-- start Available records --

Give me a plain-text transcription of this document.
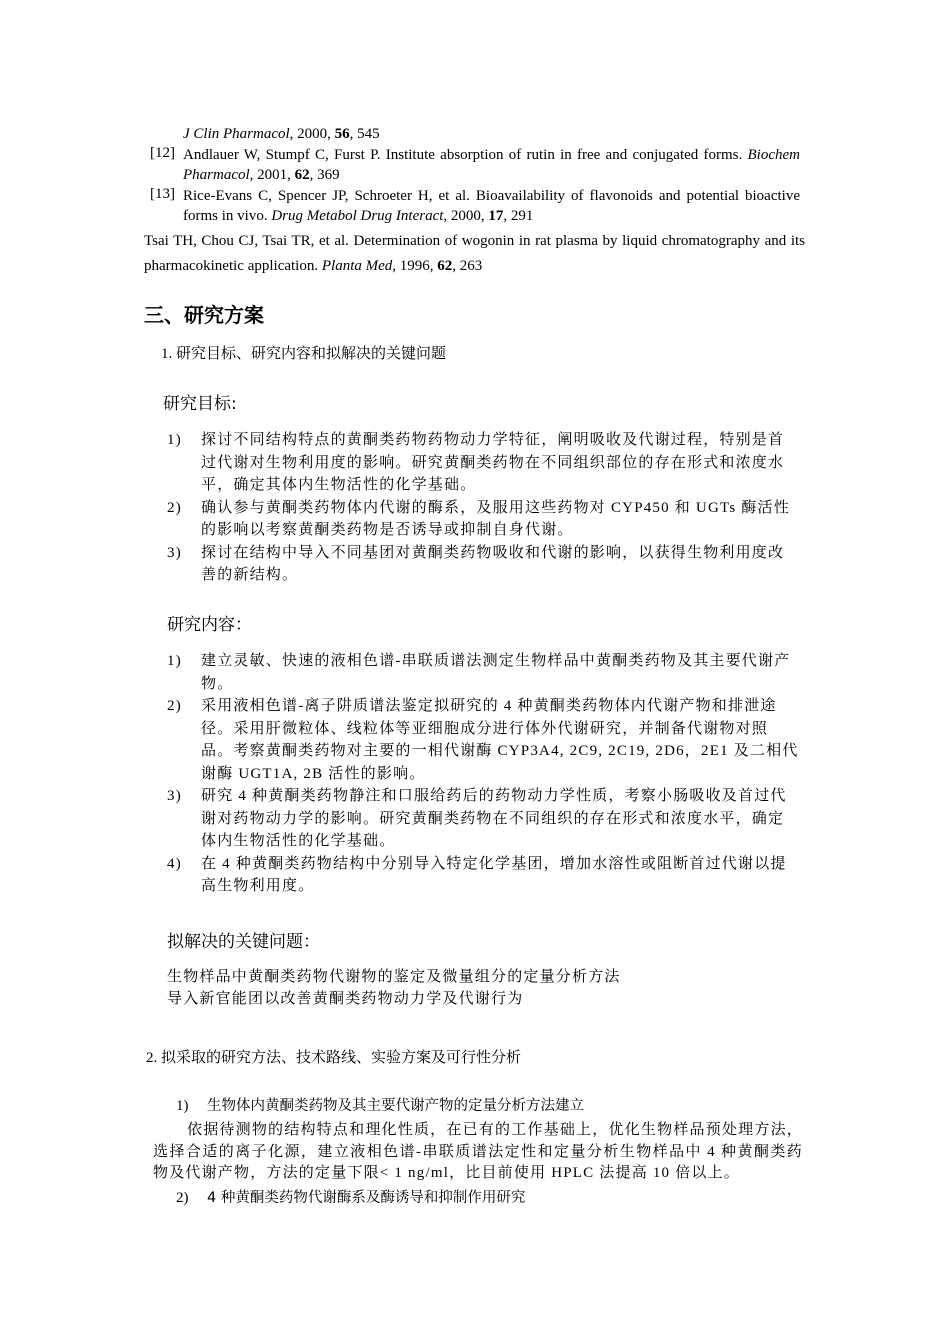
J Clin Pharmacol, 2000, 56, 545
[12] Andlauer W, Stumpf C, Furst P. Institute absorption of rutin in free and conjugated forms. Biochem Pharmacol, 2001, 62, 369
[13] Rice-Evans C, Spencer JP, Schroeter H, et al. Bioavailability of flavonoids and potential bioactive forms in vivo. Drug Metabol Drug Interact, 2000, 17, 291
Tsai TH, Chou CJ, Tsai TR, et al. Determination of wogonin in rat plasma by liquid chromatography and its pharmacokinetic application. Planta Med, 1996, 62, 263
三、研究方案
1. 研究目标、研究内容和拟解决的关键问题
研究目标:
1) 探讨不同结构特点的黄酮类药物药物动力学特征，阐明吸收及代谢过程，特别是首过代谢对生物利用度的影响。研究黄酮类药物在不同组织部位的存在形式和浓度水平，确定其体内生物活性的化学基础。
2) 确认参与黄酮类药物体内代谢的酶系，及服用这些药物对 CYP450 和 UGTs 酶活性的影响以考察黄酮类药物是否诱导或抑制自身代谢。
3) 探讨在结构中导入不同基团对黄酮类药物吸收和代谢的影响，以获得生物利用度改善的新结构。
研究内容：
1) 建立灵敏、快速的液相色谱-串联质谱法测定生物样品中黄酮类药物及其主要代谢产物。
2) 采用液相色谱-离子阱质谱法鉴定拟研究的 4 种黄酮类药物体内代谢产物和排泄途径。采用肝微粒体、线粒体等亚细胞成分进行体外代谢研究，并制备代谢物对照品。考察黄酮类药物对主要的一相代谢酶 CYP3A4, 2C9, 2C19, 2D6，2E1 及二相代谢酶 UGT1A, 2B 活性的影响。
3) 研究 4 种黄酮类药物静注和口服给药后的药物动力学性质，考察小肠吸收及首过代谢对药物动力学的影响。研究黄酮类药物在不同组织的存在形式和浓度水平，确定体内生物活性的化学基础。
4) 在 4 种黄酮类药物结构中分别导入特定化学基团，增加水溶性或阻断首过代谢以提高生物利用度。
拟解决的关键问题：
生物样品中黄酮类药物代谢物的鉴定及微量组分的定量分析方法
导入新官能团以改善黄酮类药物动力学及代谢行为
2. 拟采取的研究方法、技术路线、实验方案及可行性分析
1) 生物体内黄酮类药物及其主要代谢产物的定量分析方法建立
依据待测物的结构特点和理化性质，在已有的工作基础上，优化生物样品预处理方法，选择合适的离子化源，建立液相色谱-串联质谱法定性和定量分析生物样品中 4 种黄酮类药物及代谢产物，方法的定量下限< 1 ng/ml，比目前使用 HPLC 法提高 10 倍以上。
2) 4 种黄酮类药物代谢酶系及酶诱导和抑制作用研究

-- end Available records --

§ **What is expected**: Will you restate every entry word for word and omit the images?

§ **Output**:
Give me a plain-text transcription of this document.
J Clin Pharmacol, 2000, 56, 545
[12] Andlauer W, Stumpf C, Furst P. Institute absorption of rutin in free and conjugated forms. Biochem Pharmacol, 2001, 62, 369
[13] Rice-Evans C, Spencer JP, Schroeter H, et al. Bioavailability of flavonoids and potential bioactive forms in vivo. Drug Metabol Drug Interact, 2000, 17, 291
Tsai TH, Chou CJ, Tsai TR, et al. Determination of wogonin in rat plasma by liquid chromatography and its pharmacokinetic application. Planta Med, 1996, 62, 263
三、研究方案
1. 研究目标、研究内容和拟解决的关键问题
研究目标:
1) 探讨不同结构特点的黄酮类药物药物动力学特征，阐明吸收及代谢过程，特别是首过代谢对生物利用度的影响。研究黄酮类药物在不同组织部位的存在形式和浓度水平，确定其体内生物活性的化学基础。
2) 确认参与黄酮类药物体内代谢的酶系，及服用这些药物对 CYP450 和 UGTs 酶活性的影响以考察黄酮类药物是否诱导或抑制自身代谢。
3) 探讨在结构中导入不同基团对黄酮类药物吸收和代谢的影响，以获得生物利用度改善的新结构。
研究内容：
1) 建立灵敏、快速的液相色谱-串联质谱法测定生物样品中黄酮类药物及其主要代谢产物。
2) 采用液相色谱-离子阱质谱法鉴定拟研究的 4 种黄酮类药物体内代谢产物和排泄途径。采用肝微粒体、线粒体等亚细胞成分进行体外代谢研究，并制备代谢物对照品。考察黄酮类药物对主要的一相代谢酶 CYP3A4, 2C9, 2C19, 2D6，2E1 及二相代谢酶 UGT1A, 2B 活性的影响。
3) 研究 4 种黄酮类药物静注和口服给药后的药物动力学性质，考察小肠吸收及首过代谢对药物动力学的影响。研究黄酮类药物在不同组织的存在形式和浓度水平，确定体内生物活性的化学基础。
4) 在 4 种黄酮类药物结构中分别导入特定化学基团，增加水溶性或阻断首过代谢以提高生物利用度。
拟解决的关键问题：
生物样品中黄酮类药物代谢物的鉴定及微量组分的定量分析方法
导入新官能团以改善黄酮类药物动力学及代谢行为
2. 拟采取的研究方法、技术路线、实验方案及可行性分析
1) 生物体内黄酮类药物及其主要代谢产物的定量分析方法建立
依据待测物的结构特点和理化性质，在已有的工作基础上，优化生物样品预处理方法，选择合适的离子化源，建立液相色谱-串联质谱法定性和定量分析生物样品中 4 种黄酮类药物及代谢产物，方法的定量下限< 1 ng/ml，比目前使用 HPLC 法提高 10 倍以上。
2) 4 种黄酮类药物代谢酶系及酶诱导和抑制作用研究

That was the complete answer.